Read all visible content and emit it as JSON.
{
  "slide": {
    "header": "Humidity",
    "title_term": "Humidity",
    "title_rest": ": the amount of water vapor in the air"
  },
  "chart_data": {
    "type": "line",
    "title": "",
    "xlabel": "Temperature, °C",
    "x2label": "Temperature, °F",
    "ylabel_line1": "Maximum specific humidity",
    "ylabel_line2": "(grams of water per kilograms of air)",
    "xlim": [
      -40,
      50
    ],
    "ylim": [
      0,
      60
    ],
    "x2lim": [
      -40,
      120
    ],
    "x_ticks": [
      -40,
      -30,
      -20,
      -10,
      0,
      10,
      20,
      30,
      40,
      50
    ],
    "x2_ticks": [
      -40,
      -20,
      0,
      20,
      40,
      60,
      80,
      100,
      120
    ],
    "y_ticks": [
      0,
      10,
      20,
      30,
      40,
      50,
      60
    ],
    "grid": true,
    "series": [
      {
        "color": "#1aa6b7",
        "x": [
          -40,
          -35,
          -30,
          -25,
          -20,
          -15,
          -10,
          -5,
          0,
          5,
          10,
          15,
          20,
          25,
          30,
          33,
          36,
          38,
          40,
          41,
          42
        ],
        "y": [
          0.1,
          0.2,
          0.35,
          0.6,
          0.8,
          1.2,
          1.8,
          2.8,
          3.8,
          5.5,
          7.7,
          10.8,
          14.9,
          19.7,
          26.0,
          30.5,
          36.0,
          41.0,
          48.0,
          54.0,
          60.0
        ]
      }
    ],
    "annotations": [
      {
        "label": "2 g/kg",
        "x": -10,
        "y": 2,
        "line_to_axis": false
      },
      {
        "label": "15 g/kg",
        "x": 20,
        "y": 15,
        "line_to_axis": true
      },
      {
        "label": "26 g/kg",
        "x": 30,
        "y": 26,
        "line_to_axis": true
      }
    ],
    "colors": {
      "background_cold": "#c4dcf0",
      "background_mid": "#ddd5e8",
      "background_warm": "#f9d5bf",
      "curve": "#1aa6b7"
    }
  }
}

----------------------------------------

**Task to complete**
Copy out all of the data exactly, leaving nothing out.

**Problem solution**
Read all visible content and emit it as JSON.
{
  "slide": {
    "header": "Humidity",
    "title_term": "Humidity",
    "title_rest": ": the amount of water vapor in the air"
  },
  "chart_data": {
    "type": "line",
    "title": "",
    "xlabel": "Temperature, °C",
    "x2label": "Temperature, °F",
    "ylabel_line1": "Maximum specific humidity",
    "ylabel_line2": "(grams of water per kilograms of air)",
    "xlim": [
      -40,
      50
    ],
    "ylim": [
      0,
      60
    ],
    "x2lim": [
      -40,
      120
    ],
    "x_ticks": [
      -40,
      -30,
      -20,
      -10,
      0,
      10,
      20,
      30,
      40,
      50
    ],
    "x2_ticks": [
      -40,
      -20,
      0,
      20,
      40,
      60,
      80,
      100,
      120
    ],
    "y_ticks": [
      0,
      10,
      20,
      30,
      40,
      50,
      60
    ],
    "grid": true,
    "series": [
      {
        "color": "#1aa6b7",
        "x": [
          -40,
          -35,
          -30,
          -25,
          -20,
          -15,
          -10,
          -5,
          0,
          5,
          10,
          15,
          20,
          25,
          30,
          33,
          36,
          38,
          40,
          41,
          42
        ],
        "y": [
          0.1,
          0.2,
          0.35,
          0.6,
          0.8,
          1.2,
          1.8,
          2.8,
          3.8,
          5.5,
          7.7,
          10.8,
          14.9,
          19.7,
          26.0,
          30.5,
          36.0,
          41.0,
          48.0,
          54.0,
          60.0
        ]
      }
    ],
    "annotations": [
      {
        "label": "2 g/kg",
        "x": -10,
        "y": 2,
        "line_to_axis": false
      },
      {
        "label": "15 g/kg",
        "x": 20,
        "y": 15,
        "line_to_axis": true
      },
      {
        "label": "26 g/kg",
        "x": 30,
        "y": 26,
        "line_to_axis": true
      }
    ],
    "colors": {
      "background_cold": "#c4dcf0",
      "background_mid": "#ddd5e8",
      "background_warm": "#f9d5bf",
      "curve": "#1aa6b7"
    }
  }
}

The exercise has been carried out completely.